SHORT PROBLEM:
Tally how many lines hold the string "Southern". Your reply should be that number alone.

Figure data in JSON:
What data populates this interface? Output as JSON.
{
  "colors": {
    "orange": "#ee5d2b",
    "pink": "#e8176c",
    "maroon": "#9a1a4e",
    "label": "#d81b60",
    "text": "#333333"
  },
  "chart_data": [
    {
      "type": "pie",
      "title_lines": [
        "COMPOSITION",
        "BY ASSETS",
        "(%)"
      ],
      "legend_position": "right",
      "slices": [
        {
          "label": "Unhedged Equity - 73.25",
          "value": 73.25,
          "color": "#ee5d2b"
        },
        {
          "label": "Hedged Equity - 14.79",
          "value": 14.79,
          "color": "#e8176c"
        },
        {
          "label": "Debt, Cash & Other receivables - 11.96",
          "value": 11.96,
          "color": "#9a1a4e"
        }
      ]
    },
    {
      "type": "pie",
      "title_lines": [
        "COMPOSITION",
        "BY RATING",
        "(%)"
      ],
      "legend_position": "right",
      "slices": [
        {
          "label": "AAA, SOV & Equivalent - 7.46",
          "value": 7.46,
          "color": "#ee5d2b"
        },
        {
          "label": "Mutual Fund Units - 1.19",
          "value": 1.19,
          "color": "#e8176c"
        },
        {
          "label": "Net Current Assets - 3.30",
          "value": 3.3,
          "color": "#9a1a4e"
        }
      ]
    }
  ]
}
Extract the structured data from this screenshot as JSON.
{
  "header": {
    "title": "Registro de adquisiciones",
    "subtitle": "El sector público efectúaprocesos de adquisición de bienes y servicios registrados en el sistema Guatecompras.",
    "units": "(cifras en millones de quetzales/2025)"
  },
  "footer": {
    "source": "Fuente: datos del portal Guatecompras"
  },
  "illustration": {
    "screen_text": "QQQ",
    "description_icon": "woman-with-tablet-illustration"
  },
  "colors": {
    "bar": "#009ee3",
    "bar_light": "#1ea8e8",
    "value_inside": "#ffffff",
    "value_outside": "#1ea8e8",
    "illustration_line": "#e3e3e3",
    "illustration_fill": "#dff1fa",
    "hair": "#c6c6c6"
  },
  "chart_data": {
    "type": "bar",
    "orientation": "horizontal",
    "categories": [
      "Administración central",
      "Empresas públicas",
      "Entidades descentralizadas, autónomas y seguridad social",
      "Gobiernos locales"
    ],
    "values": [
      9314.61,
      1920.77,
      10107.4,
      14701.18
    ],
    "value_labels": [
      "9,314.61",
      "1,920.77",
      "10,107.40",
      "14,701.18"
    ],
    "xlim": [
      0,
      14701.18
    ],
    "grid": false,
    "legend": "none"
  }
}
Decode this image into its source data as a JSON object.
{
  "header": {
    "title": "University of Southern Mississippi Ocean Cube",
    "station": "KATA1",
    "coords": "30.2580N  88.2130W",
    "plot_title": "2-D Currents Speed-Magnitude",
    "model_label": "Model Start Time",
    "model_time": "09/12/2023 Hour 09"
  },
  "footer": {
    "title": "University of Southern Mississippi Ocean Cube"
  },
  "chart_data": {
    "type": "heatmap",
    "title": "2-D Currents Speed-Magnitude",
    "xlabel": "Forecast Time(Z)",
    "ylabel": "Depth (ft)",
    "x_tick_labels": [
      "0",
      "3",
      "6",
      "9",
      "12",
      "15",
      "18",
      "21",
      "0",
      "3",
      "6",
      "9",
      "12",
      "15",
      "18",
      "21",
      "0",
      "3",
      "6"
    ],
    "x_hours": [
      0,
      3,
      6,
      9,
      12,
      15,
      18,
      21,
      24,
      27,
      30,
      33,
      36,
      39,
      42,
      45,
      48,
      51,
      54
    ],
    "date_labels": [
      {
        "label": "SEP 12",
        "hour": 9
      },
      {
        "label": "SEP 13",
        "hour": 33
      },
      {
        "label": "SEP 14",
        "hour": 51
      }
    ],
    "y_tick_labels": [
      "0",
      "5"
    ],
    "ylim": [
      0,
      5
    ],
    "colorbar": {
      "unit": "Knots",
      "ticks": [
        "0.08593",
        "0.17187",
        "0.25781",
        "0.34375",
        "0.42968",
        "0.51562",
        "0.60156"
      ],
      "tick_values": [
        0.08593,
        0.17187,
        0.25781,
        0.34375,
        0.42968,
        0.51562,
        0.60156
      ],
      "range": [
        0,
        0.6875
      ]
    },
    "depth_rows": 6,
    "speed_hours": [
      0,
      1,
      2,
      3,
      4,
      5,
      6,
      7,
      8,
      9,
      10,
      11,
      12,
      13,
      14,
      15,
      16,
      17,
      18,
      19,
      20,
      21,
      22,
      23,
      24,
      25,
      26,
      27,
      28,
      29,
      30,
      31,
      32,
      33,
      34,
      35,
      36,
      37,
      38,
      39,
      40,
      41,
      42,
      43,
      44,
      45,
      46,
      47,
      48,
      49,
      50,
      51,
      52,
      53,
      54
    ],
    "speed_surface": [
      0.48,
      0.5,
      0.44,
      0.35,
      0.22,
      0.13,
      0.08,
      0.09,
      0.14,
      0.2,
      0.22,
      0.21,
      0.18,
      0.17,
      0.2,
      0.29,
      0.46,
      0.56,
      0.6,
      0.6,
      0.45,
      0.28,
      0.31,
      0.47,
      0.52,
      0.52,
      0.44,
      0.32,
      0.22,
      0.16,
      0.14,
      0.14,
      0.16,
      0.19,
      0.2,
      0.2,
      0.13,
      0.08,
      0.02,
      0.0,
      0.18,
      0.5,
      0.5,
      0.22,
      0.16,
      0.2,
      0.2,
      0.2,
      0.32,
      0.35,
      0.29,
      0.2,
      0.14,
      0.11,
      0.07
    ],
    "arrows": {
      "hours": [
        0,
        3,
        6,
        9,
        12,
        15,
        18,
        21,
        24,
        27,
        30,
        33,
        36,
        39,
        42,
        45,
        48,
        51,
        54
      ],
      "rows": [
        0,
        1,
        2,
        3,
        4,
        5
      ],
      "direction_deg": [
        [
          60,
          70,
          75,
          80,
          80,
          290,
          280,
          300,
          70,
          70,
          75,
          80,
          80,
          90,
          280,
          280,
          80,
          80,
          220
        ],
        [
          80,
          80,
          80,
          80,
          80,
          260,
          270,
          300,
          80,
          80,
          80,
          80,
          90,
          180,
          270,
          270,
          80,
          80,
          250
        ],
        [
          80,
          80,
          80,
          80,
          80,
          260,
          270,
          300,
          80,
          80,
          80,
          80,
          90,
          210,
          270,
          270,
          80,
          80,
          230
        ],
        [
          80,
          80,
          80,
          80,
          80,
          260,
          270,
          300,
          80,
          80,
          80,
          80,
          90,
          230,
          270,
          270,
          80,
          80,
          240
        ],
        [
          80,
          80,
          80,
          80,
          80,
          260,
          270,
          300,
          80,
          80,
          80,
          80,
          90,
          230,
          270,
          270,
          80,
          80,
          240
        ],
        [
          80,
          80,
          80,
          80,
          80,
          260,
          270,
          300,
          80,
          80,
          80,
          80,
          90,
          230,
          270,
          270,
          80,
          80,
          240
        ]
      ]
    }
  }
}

FINAL RESULT:
2